The entries that follow should be written out exactly.

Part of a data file
-*-
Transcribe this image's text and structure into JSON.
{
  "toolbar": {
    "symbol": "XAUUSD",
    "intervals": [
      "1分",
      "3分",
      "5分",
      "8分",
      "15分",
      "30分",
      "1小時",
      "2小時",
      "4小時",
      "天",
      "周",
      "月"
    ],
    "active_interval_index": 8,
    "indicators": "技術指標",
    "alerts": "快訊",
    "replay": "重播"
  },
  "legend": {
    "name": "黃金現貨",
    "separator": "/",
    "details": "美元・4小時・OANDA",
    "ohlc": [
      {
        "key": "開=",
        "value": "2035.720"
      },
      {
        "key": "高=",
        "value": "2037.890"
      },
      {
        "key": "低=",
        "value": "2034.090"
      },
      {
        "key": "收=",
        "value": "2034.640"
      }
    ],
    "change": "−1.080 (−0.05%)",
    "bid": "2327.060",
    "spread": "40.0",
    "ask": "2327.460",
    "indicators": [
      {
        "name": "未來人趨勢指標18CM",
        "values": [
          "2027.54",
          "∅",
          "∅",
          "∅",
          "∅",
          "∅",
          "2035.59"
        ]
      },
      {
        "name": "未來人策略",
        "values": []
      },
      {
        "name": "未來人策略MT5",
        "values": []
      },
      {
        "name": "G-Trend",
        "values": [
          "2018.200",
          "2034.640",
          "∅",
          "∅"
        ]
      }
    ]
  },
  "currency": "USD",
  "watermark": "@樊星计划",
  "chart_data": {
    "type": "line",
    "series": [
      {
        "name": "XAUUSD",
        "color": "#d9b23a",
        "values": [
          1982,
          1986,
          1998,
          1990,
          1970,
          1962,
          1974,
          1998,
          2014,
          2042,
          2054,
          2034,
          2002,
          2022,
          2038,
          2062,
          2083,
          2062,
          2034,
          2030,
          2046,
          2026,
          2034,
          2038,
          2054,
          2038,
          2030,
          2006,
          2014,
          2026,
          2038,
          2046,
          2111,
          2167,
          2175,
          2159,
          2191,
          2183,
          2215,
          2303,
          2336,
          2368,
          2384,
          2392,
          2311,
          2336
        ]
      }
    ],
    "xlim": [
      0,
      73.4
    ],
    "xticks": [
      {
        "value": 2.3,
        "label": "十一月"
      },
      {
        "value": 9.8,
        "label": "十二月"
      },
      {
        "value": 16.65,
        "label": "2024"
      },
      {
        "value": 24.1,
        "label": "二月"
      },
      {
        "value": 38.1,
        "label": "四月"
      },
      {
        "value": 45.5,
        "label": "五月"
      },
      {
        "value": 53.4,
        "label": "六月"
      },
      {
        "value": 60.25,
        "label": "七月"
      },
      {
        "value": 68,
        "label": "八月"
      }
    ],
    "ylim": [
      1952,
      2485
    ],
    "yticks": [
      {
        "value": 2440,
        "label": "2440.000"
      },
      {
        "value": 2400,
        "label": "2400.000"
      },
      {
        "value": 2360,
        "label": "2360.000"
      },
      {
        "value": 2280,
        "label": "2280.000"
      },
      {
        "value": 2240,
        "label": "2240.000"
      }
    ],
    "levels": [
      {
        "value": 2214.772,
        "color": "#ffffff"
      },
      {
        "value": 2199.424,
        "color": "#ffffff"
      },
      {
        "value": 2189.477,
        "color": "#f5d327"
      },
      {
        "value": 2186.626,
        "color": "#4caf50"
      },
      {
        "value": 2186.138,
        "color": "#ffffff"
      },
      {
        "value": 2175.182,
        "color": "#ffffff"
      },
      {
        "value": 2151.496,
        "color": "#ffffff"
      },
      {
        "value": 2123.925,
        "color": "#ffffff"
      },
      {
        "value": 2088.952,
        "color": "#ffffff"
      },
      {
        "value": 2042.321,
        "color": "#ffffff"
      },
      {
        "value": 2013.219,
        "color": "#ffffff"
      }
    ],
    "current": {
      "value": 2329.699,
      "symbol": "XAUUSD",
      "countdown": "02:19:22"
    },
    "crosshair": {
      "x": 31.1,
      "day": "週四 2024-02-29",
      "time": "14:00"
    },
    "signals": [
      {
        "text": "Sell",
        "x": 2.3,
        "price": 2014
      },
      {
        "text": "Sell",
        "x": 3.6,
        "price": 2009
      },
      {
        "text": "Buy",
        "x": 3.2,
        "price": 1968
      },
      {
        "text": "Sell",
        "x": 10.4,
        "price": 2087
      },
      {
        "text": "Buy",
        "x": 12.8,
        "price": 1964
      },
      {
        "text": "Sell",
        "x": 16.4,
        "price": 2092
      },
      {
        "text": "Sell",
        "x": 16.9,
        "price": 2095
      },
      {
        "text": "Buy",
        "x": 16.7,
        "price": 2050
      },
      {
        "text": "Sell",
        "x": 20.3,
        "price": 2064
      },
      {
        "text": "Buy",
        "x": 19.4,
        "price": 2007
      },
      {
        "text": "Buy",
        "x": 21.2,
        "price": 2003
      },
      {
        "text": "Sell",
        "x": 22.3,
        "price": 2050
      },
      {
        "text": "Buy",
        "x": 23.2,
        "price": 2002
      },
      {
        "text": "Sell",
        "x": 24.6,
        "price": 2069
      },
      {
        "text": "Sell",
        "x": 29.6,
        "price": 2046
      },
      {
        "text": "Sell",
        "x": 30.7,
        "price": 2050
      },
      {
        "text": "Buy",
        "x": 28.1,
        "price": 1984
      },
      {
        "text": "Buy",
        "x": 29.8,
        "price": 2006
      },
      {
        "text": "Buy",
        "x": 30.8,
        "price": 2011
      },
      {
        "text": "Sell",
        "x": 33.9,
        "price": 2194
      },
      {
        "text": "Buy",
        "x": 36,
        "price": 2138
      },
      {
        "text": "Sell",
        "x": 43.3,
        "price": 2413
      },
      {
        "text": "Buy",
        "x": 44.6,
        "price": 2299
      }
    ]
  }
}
-*-
Correct output:
Transcribe this image's text and structure into JSON.
{
  "toolbar": {
    "symbol": "XAUUSD",
    "intervals": [
      "1分",
      "3分",
      "5分",
      "8分",
      "15分",
      "30分",
      "1小時",
      "2小時",
      "4小時",
      "天",
      "周",
      "月"
    ],
    "active_interval_index": 8,
    "indicators": "技術指標",
    "alerts": "快訊",
    "replay": "重播"
  },
  "legend": {
    "name": "黃金現貨",
    "separator": "/",
    "details": "美元・4小時・OANDA",
    "ohlc": [
      {
        "key": "開=",
        "value": "2035.720"
      },
      {
        "key": "高=",
        "value": "2037.890"
      },
      {
        "key": "低=",
        "value": "2034.090"
      },
      {
        "key": "收=",
        "value": "2034.640"
      }
    ],
    "change": "−1.080 (−0.05%)",
    "bid": "2327.060",
    "spread": "40.0",
    "ask": "2327.460",
    "indicators": [
      {
        "name": "未來人趨勢指標18CM",
        "values": [
          "2027.54",
          "∅",
          "∅",
          "∅",
          "∅",
          "∅",
          "2035.59"
        ]
      },
      {
        "name": "未來人策略",
        "values": []
      },
      {
        "name": "未來人策略MT5",
        "values": []
      },
      {
        "name": "G-Trend",
        "values": [
          "2018.200",
          "2034.640",
          "∅",
          "∅"
        ]
      }
    ]
  },
  "currency": "USD",
  "watermark": "@樊星计划",
  "chart_data": {
    "type": "line",
    "series": [
      {
        "name": "XAUUSD",
        "color": "#d9b23a",
        "values": [
          1982,
          1986,
          1998,
          1990,
          1970,
          1962,
          1974,
          1998,
          2014,
          2042,
          2054,
          2034,
          2002,
          2022,
          2038,
          2062,
          2083,
          2062,
          2034,
          2030,
          2046,
          2026,
          2034,
          2038,
          2054,
          2038,
          2030,
          2006,
          2014,
          2026,
          2038,
          2046,
          2111,
          2167,
          2175,
          2159,
          2191,
          2183,
          2215,
          2303,
          2336,
          2368,
          2384,
          2392,
          2311,
          2336
        ]
      }
    ],
    "xlim": [
      0,
      73.4
    ],
    "xticks": [
      {
        "value": 2.3,
        "label": "十一月"
      },
      {
        "value": 9.8,
        "label": "十二月"
      },
      {
        "value": 16.65,
        "label": "2024"
      },
      {
        "value": 24.1,
        "label": "二月"
      },
      {
        "value": 38.1,
        "label": "四月"
      },
      {
        "value": 45.5,
        "label": "五月"
      },
      {
        "value": 53.4,
        "label": "六月"
      },
      {
        "value": 60.25,
        "label": "七月"
      },
      {
        "value": 68,
        "label": "八月"
      }
    ],
    "ylim": [
      1952,
      2485
    ],
    "yticks": [
      {
        "value": 2440,
        "label": "2440.000"
      },
      {
        "value": 2400,
        "label": "2400.000"
      },
      {
        "value": 2360,
        "label": "2360.000"
      },
      {
        "value": 2280,
        "label": "2280.000"
      },
      {
        "value": 2240,
        "label": "2240.000"
      }
    ],
    "levels": [
      {
        "value": 2214.772,
        "color": "#ffffff"
      },
      {
        "value": 2199.424,
        "color": "#ffffff"
      },
      {
        "value": 2189.477,
        "color": "#f5d327"
      },
      {
        "value": 2186.626,
        "color": "#4caf50"
      },
      {
        "value": 2186.138,
        "color": "#ffffff"
      },
      {
        "value": 2175.182,
        "color": "#ffffff"
      },
      {
        "value": 2151.496,
        "color": "#ffffff"
      },
      {
        "value": 2123.925,
        "color": "#ffffff"
      },
      {
        "value": 2088.952,
        "color": "#ffffff"
      },
      {
        "value": 2042.321,
        "color": "#ffffff"
      },
      {
        "value": 2013.219,
        "color": "#ffffff"
      }
    ],
    "current": {
      "value": 2329.699,
      "symbol": "XAUUSD",
      "countdown": "02:19:22"
    },
    "crosshair": {
      "x": 31.1,
      "day": "週四 2024-02-29",
      "time": "14:00"
    },
    "signals": [
      {
        "text": "Sell",
        "x": 2.3,
        "price": 2014
      },
      {
        "text": "Sell",
        "x": 3.6,
        "price": 2009
      },
      {
        "text": "Buy",
        "x": 3.2,
        "price": 1968
      },
      {
        "text": "Sell",
        "x": 10.4,
        "price": 2087
      },
      {
        "text": "Buy",
        "x": 12.8,
        "price": 1964
      },
      {
        "text": "Sell",
        "x": 16.4,
        "price": 2092
      },
      {
        "text": "Sell",
        "x": 16.9,
        "price": 2095
      },
      {
        "text": "Buy",
        "x": 16.7,
        "price": 2050
      },
      {
        "text": "Sell",
        "x": 20.3,
        "price": 2064
      },
      {
        "text": "Buy",
        "x": 19.4,
        "price": 2007
      },
      {
        "text": "Buy",
        "x": 21.2,
        "price": 2003
      },
      {
        "text": "Sell",
        "x": 22.3,
        "price": 2050
      },
      {
        "text": "Buy",
        "x": 23.2,
        "price": 2002
      },
      {
        "text": "Sell",
        "x": 24.6,
        "price": 2069
      },
      {
        "text": "Sell",
        "x": 29.6,
        "price": 2046
      },
      {
        "text": "Sell",
        "x": 30.7,
        "price": 2050
      },
      {
        "text": "Buy",
        "x": 28.1,
        "price": 1984
      },
      {
        "text": "Buy",
        "x": 29.8,
        "price": 2006
      },
      {
        "text": "Buy",
        "x": 30.8,
        "price": 2011
      },
      {
        "text": "Sell",
        "x": 33.9,
        "price": 2194
      },
      {
        "text": "Buy",
        "x": 36,
        "price": 2138
      },
      {
        "text": "Sell",
        "x": 43.3,
        "price": 2413
      },
      {
        "text": "Buy",
        "x": 44.6,
        "price": 2299
      }
    ]
  }
}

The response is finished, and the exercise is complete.